Data items:
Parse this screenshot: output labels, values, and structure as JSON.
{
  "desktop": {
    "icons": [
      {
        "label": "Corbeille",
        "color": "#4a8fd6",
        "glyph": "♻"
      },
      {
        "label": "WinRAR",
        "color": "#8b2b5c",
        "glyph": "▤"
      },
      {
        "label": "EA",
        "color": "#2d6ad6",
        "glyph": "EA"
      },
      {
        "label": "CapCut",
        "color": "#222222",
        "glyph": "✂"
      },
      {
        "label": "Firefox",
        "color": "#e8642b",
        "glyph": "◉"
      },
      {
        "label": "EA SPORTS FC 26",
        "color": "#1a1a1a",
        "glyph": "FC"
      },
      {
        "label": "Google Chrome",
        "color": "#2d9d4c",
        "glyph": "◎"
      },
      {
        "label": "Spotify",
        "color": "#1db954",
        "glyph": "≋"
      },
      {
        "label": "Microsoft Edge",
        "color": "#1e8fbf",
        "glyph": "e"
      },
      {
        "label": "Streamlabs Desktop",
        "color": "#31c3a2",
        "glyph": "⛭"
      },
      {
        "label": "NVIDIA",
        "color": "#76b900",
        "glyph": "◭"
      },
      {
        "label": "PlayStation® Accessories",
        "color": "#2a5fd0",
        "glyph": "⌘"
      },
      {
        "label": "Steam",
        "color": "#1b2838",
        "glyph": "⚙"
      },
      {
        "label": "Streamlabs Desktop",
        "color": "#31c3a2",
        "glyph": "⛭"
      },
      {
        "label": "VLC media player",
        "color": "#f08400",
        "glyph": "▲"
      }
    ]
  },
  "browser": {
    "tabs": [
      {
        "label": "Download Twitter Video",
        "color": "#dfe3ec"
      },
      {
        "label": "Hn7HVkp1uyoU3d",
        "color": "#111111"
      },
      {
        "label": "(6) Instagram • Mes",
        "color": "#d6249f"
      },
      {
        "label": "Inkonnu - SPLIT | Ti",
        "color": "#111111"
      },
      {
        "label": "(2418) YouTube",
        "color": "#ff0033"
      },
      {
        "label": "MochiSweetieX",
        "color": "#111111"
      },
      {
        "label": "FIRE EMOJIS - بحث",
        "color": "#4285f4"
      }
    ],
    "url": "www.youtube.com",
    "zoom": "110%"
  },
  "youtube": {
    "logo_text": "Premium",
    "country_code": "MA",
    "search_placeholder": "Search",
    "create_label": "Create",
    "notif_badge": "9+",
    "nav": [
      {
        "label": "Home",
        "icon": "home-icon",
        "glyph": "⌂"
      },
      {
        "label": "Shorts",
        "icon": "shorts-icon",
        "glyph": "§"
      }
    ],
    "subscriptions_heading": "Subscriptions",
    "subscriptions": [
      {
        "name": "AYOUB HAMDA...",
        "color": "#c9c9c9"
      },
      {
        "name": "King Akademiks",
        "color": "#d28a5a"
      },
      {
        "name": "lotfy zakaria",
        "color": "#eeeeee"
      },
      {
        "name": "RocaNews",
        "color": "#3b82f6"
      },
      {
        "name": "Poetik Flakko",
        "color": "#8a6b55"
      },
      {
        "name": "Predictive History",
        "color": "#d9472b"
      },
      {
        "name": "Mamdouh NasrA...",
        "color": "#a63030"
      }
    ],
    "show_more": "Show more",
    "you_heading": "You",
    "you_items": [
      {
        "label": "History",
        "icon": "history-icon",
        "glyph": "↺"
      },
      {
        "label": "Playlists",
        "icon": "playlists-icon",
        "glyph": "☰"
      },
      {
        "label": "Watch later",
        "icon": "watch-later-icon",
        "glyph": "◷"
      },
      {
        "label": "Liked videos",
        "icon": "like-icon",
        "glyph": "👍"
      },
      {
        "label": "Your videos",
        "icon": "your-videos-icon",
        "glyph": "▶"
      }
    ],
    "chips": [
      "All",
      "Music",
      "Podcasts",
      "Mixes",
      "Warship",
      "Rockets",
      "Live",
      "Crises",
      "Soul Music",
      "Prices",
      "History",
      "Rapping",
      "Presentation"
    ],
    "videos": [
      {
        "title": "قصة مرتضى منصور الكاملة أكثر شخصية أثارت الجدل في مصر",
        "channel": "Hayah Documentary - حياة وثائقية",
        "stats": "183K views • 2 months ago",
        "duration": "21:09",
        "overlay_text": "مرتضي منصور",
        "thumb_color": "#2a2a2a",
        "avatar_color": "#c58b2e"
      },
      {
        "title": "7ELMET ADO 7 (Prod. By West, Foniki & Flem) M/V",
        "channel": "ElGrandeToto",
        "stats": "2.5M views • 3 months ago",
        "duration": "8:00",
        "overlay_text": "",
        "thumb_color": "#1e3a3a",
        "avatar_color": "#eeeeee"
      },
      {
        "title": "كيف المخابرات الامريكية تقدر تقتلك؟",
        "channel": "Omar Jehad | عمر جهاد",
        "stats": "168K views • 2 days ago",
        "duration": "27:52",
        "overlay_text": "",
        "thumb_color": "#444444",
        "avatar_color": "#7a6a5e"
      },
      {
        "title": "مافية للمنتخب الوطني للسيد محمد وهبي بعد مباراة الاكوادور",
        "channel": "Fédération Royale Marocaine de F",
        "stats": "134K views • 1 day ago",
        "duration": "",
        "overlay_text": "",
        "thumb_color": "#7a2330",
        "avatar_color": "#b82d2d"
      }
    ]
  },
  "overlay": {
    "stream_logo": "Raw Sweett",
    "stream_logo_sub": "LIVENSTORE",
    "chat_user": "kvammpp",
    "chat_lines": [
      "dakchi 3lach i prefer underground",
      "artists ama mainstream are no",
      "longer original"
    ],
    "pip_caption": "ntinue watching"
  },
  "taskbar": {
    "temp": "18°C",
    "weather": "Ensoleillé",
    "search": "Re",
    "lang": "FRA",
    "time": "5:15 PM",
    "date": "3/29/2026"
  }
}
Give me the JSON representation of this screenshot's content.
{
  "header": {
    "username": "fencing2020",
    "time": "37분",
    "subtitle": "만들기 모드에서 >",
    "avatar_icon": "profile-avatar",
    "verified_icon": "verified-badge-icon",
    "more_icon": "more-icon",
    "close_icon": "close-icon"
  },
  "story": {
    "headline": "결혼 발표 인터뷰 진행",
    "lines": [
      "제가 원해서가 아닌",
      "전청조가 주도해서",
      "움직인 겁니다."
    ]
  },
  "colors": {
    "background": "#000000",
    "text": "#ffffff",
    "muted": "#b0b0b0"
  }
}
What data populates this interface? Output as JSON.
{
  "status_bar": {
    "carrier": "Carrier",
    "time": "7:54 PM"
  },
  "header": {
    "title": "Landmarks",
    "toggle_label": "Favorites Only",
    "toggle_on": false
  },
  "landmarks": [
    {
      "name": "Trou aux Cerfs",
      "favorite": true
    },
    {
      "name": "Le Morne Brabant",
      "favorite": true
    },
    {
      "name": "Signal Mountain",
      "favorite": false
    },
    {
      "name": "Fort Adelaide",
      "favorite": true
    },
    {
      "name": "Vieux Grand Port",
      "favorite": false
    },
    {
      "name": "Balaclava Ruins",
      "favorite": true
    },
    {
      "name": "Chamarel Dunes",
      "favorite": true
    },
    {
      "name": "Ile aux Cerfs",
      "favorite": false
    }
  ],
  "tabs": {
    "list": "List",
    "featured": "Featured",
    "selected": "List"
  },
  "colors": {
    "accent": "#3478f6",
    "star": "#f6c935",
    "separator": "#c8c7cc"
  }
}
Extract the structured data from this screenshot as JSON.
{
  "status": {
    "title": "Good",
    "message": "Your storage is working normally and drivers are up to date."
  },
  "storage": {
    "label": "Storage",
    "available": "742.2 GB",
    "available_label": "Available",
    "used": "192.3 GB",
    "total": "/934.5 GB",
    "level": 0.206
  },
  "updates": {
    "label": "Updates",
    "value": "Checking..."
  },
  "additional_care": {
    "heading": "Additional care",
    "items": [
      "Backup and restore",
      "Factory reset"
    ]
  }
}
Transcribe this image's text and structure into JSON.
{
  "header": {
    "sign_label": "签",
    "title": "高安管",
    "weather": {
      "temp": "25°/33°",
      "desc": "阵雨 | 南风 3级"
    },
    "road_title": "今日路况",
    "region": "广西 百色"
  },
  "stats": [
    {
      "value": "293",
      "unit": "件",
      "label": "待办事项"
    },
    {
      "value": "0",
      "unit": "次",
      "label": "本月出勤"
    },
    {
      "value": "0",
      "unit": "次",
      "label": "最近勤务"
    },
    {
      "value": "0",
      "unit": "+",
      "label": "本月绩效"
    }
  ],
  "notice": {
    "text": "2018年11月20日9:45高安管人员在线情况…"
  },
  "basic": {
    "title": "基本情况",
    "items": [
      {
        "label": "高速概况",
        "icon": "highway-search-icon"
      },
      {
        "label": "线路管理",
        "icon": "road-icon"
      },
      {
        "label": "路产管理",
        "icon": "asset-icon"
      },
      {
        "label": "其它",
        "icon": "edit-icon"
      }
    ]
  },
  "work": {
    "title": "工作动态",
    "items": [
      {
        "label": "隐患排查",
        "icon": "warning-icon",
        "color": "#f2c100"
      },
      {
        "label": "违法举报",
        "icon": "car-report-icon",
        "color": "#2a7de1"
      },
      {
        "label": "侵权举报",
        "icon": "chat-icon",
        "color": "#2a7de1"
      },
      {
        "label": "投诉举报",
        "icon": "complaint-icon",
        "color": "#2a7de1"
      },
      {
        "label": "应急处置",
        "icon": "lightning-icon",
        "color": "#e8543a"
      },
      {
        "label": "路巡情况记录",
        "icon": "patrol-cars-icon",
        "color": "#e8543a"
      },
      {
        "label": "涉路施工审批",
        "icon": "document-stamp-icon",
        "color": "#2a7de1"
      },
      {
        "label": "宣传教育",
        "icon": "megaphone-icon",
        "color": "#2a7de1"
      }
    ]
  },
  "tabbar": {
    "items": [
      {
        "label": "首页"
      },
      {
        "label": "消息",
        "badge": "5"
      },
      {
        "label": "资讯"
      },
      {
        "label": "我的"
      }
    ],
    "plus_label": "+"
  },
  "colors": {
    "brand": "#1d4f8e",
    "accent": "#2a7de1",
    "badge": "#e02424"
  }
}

Stated task:
Nothing outside the span should appear: transcribe the lines from the one containing "Transcribe this image's" through the last line of the records.

The solution:
Transcribe this image's text and structure into JSON.
{
  "header": {
    "sign_label": "签",
    "title": "高安管",
    "weather": {
      "temp": "25°/33°",
      "desc": "阵雨 | 南风 3级"
    },
    "road_title": "今日路况",
    "region": "广西 百色"
  },
  "stats": [
    {
      "value": "293",
      "unit": "件",
      "label": "待办事项"
    },
    {
      "value": "0",
      "unit": "次",
      "label": "本月出勤"
    },
    {
      "value": "0",
      "unit": "次",
      "label": "最近勤务"
    },
    {
      "value": "0",
      "unit": "+",
      "label": "本月绩效"
    }
  ],
  "notice": {
    "text": "2018年11月20日9:45高安管人员在线情况…"
  },
  "basic": {
    "title": "基本情况",
    "items": [
      {
        "label": "高速概况",
        "icon": "highway-search-icon"
      },
      {
        "label": "线路管理",
        "icon": "road-icon"
      },
      {
        "label": "路产管理",
        "icon": "asset-icon"
      },
      {
        "label": "其它",
        "icon": "edit-icon"
      }
    ]
  },
  "work": {
    "title": "工作动态",
    "items": [
      {
        "label": "隐患排查",
        "icon": "warning-icon",
        "color": "#f2c100"
      },
      {
        "label": "违法举报",
        "icon": "car-report-icon",
        "color": "#2a7de1"
      },
      {
        "label": "侵权举报",
        "icon": "chat-icon",
        "color": "#2a7de1"
      },
      {
        "label": "投诉举报",
        "icon": "complaint-icon",
        "color": "#2a7de1"
      },
      {
        "label": "应急处置",
        "icon": "lightning-icon",
        "color": "#e8543a"
      },
      {
        "label": "路巡情况记录",
        "icon": "patrol-cars-icon",
        "color": "#e8543a"
      },
      {
        "label": "涉路施工审批",
        "icon": "document-stamp-icon",
        "color": "#2a7de1"
      },
      {
        "label": "宣传教育",
        "icon": "megaphone-icon",
        "color": "#2a7de1"
      }
    ]
  },
  "tabbar": {
    "items": [
      {
        "label": "首页"
      },
      {
        "label": "消息",
        "badge": "5"
      },
      {
        "label": "资讯"
      },
      {
        "label": "我的"
      }
    ],
    "plus_label": "+"
  },
  "colors": {
    "brand": "#1d4f8e",
    "accent": "#2a7de1",
    "badge": "#e02424"
  }
}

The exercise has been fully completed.